Directive. Output the material exactly, but drop every image it holds.

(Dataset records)
+-------+

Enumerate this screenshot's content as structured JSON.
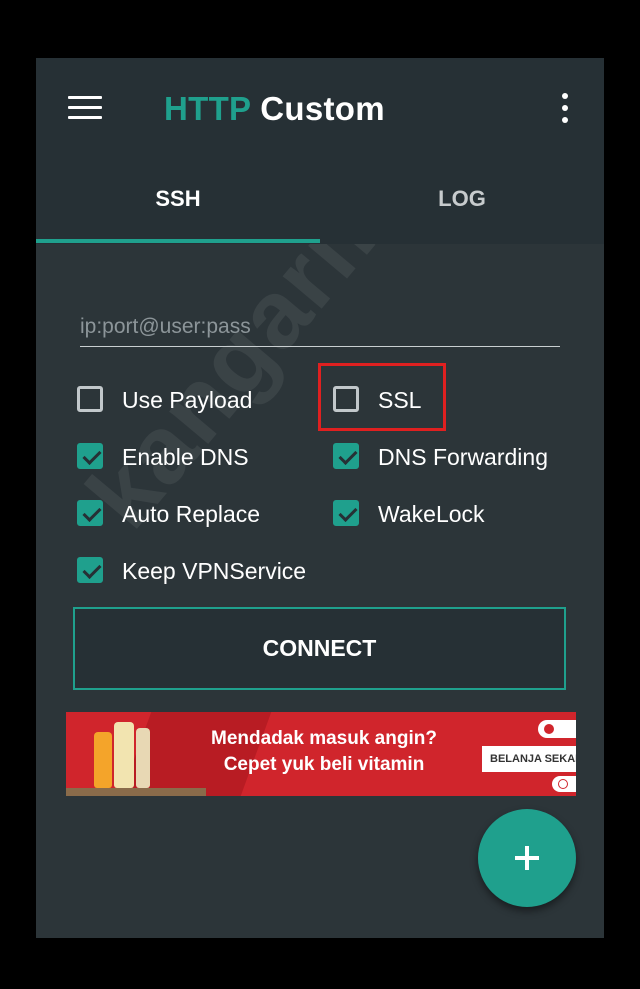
{
  "app": {
    "title_part1": "HTTP",
    "title_part2": "Custom",
    "accent_color": "#1fa08d",
    "highlight_color": "#e02020"
  },
  "tabs": [
    {
      "label": "SSH",
      "active": true
    },
    {
      "label": "LOG",
      "active": false
    }
  ],
  "server_input": {
    "value": "",
    "placeholder": "ip:port@user:pass"
  },
  "options": [
    {
      "label": "Use Payload",
      "checked": false
    },
    {
      "label": "SSL",
      "checked": false
    },
    {
      "label": "Enable DNS",
      "checked": true
    },
    {
      "label": "DNS Forwarding",
      "checked": true
    },
    {
      "label": "Auto Replace",
      "checked": true
    },
    {
      "label": "WakeLock",
      "checked": true
    },
    {
      "label": "Keep VPNService",
      "checked": true
    }
  ],
  "connect_button": {
    "label": "CONNECT"
  },
  "ad": {
    "line1": "Mendadak masuk angin?",
    "line2": "Cepet yuk beli vitamin",
    "cta": "BELANJA SEKAR"
  },
  "fab": {
    "icon": "plus-icon"
  },
  "watermark": "kangarif.net",
  "icons": {
    "menu": "menu-icon",
    "more": "more-vert-icon"
  }
}
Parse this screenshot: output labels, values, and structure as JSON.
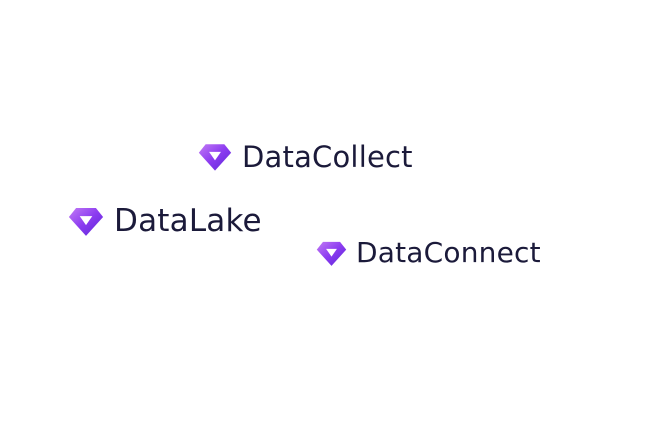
{
  "colors": {
    "background": "#ffffff",
    "wordmark": "#1b1a3a",
    "gem_light": "#c27bf5",
    "gem_mid": "#8b3bf0",
    "gem_dark": "#5b27d6"
  },
  "logos": [
    {
      "icon": "diamond-gem-icon",
      "name": "DataCollect"
    },
    {
      "icon": "diamond-gem-icon",
      "name": "DataLake"
    },
    {
      "icon": "diamond-gem-icon",
      "name": "DataConnect"
    }
  ]
}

+-------+

Solution to this task.
Enumerate this screenshot's content as structured JSON.
{
  "app": {
    "title_part1": "HTTP",
    "title_part2": "Custom",
    "accent_color": "#1fa08d",
    "highlight_color": "#e02020"
  },
  "tabs": [
    {
      "label": "SSH",
      "active": true
    },
    {
      "label": "LOG",
      "active": false
    }
  ],
  "server_input": {
    "value": "",
    "placeholder": "ip:port@user:pass"
  },
  "options": [
    {
      "label": "Use Payload",
      "checked": false
    },
    {
      "label": "SSL",
      "checked": false
    },
    {
      "label": "Enable DNS",
      "checked": true
    },
    {
      "label": "DNS Forwarding",
      "checked": true
    },
    {
      "label": "Auto Replace",
      "checked": true
    },
    {
      "label": "WakeLock",
      "checked": true
    },
    {
      "label": "Keep VPNService",
      "checked": true
    }
  ],
  "connect_button": {
    "label": "CONNECT"
  },
  "ad": {
    "line1": "Mendadak masuk angin?",
    "line2": "Cepet yuk beli vitamin",
    "cta": "BELANJA SEKAR"
  },
  "fab": {
    "icon": "plus-icon"
  },
  "watermark": "kangarif.net",
  "icons": {
    "menu": "menu-icon",
    "more": "more-vert-icon"
  }
}
Parse this screenshot: output labels, values, and structure as JSON.
{
  "colors": {
    "background": "#ffffff",
    "wordmark": "#1b1a3a",
    "gem_light": "#c27bf5",
    "gem_mid": "#8b3bf0",
    "gem_dark": "#5b27d6"
  },
  "logos": [
    {
      "icon": "diamond-gem-icon",
      "name": "DataCollect"
    },
    {
      "icon": "diamond-gem-icon",
      "name": "DataLake"
    },
    {
      "icon": "diamond-gem-icon",
      "name": "DataConnect"
    }
  ]
}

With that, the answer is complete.